====== PROVIDED INFORMATION ======
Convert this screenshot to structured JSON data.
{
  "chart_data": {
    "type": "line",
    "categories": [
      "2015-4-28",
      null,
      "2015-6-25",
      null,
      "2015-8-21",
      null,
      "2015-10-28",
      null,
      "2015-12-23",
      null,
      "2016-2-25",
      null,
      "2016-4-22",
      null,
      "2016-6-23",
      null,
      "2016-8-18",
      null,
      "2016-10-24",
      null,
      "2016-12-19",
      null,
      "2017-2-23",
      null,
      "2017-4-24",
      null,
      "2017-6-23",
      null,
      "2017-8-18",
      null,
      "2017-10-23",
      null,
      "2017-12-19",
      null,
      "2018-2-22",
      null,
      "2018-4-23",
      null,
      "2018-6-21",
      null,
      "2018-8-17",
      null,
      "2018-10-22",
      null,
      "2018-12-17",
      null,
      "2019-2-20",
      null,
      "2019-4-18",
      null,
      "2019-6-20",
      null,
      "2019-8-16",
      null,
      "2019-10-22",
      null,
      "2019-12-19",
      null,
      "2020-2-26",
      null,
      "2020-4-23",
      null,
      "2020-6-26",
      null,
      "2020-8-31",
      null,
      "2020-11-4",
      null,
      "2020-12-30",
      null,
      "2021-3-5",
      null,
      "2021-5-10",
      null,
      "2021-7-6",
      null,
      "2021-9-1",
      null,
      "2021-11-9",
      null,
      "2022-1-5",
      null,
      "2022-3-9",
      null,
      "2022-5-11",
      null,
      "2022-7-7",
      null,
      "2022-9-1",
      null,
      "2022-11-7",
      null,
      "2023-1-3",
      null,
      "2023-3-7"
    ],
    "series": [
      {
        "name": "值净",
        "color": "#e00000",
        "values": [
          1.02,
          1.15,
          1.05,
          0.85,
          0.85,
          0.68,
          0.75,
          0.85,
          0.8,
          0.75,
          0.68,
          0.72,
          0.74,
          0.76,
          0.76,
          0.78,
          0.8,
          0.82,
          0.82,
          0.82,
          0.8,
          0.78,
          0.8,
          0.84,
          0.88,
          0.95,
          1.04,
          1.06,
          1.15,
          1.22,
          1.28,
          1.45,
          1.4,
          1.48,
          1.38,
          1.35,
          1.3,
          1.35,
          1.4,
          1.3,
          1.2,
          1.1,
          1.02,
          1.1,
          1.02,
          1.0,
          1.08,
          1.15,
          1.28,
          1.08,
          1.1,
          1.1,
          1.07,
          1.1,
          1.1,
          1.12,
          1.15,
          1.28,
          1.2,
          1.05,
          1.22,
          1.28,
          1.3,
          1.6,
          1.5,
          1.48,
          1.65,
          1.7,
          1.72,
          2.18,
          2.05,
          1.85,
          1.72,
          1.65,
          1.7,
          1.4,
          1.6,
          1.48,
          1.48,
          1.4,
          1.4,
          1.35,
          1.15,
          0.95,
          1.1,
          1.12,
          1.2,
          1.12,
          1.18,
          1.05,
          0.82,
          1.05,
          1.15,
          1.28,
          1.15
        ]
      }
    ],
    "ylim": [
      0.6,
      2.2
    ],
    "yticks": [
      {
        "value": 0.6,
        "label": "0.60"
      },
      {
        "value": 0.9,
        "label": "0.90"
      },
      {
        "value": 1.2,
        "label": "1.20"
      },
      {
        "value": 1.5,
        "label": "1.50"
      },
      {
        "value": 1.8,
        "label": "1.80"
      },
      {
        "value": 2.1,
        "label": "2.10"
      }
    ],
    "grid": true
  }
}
======
EXERCISE DESCRIPTION
Copy out the material above in its entirety. Every detail must match.

TASK RESPONSE
Convert this screenshot to structured JSON data.
{
  "chart_data": {
    "type": "line",
    "categories": [
      "2015-4-28",
      null,
      "2015-6-25",
      null,
      "2015-8-21",
      null,
      "2015-10-28",
      null,
      "2015-12-23",
      null,
      "2016-2-25",
      null,
      "2016-4-22",
      null,
      "2016-6-23",
      null,
      "2016-8-18",
      null,
      "2016-10-24",
      null,
      "2016-12-19",
      null,
      "2017-2-23",
      null,
      "2017-4-24",
      null,
      "2017-6-23",
      null,
      "2017-8-18",
      null,
      "2017-10-23",
      null,
      "2017-12-19",
      null,
      "2018-2-22",
      null,
      "2018-4-23",
      null,
      "2018-6-21",
      null,
      "2018-8-17",
      null,
      "2018-10-22",
      null,
      "2018-12-17",
      null,
      "2019-2-20",
      null,
      "2019-4-18",
      null,
      "2019-6-20",
      null,
      "2019-8-16",
      null,
      "2019-10-22",
      null,
      "2019-12-19",
      null,
      "2020-2-26",
      null,
      "2020-4-23",
      null,
      "2020-6-26",
      null,
      "2020-8-31",
      null,
      "2020-11-4",
      null,
      "2020-12-30",
      null,
      "2021-3-5",
      null,
      "2021-5-10",
      null,
      "2021-7-6",
      null,
      "2021-9-1",
      null,
      "2021-11-9",
      null,
      "2022-1-5",
      null,
      "2022-3-9",
      null,
      "2022-5-11",
      null,
      "2022-7-7",
      null,
      "2022-9-1",
      null,
      "2022-11-7",
      null,
      "2023-1-3",
      null,
      "2023-3-7"
    ],
    "series": [
      {
        "name": "值净",
        "color": "#e00000",
        "values": [
          1.02,
          1.15,
          1.05,
          0.85,
          0.85,
          0.68,
          0.75,
          0.85,
          0.8,
          0.75,
          0.68,
          0.72,
          0.74,
          0.76,
          0.76,
          0.78,
          0.8,
          0.82,
          0.82,
          0.82,
          0.8,
          0.78,
          0.8,
          0.84,
          0.88,
          0.95,
          1.04,
          1.06,
          1.15,
          1.22,
          1.28,
          1.45,
          1.4,
          1.48,
          1.38,
          1.35,
          1.3,
          1.35,
          1.4,
          1.3,
          1.2,
          1.1,
          1.02,
          1.1,
          1.02,
          1.0,
          1.08,
          1.15,
          1.28,
          1.08,
          1.1,
          1.1,
          1.07,
          1.1,
          1.1,
          1.12,
          1.15,
          1.28,
          1.2,
          1.05,
          1.22,
          1.28,
          1.3,
          1.6,
          1.5,
          1.48,
          1.65,
          1.7,
          1.72,
          2.18,
          2.05,
          1.85,
          1.72,
          1.65,
          1.7,
          1.4,
          1.6,
          1.48,
          1.48,
          1.4,
          1.4,
          1.35,
          1.15,
          0.95,
          1.1,
          1.12,
          1.2,
          1.12,
          1.18,
          1.05,
          0.82,
          1.05,
          1.15,
          1.28,
          1.15
        ]
      }
    ],
    "ylim": [
      0.6,
      2.2
    ],
    "yticks": [
      {
        "value": 0.6,
        "label": "0.60"
      },
      {
        "value": 0.9,
        "label": "0.90"
      },
      {
        "value": 1.2,
        "label": "1.20"
      },
      {
        "value": 1.5,
        "label": "1.50"
      },
      {
        "value": 1.8,
        "label": "1.80"
      },
      {
        "value": 2.1,
        "label": "2.10"
      }
    ],
    "grid": true
  }
}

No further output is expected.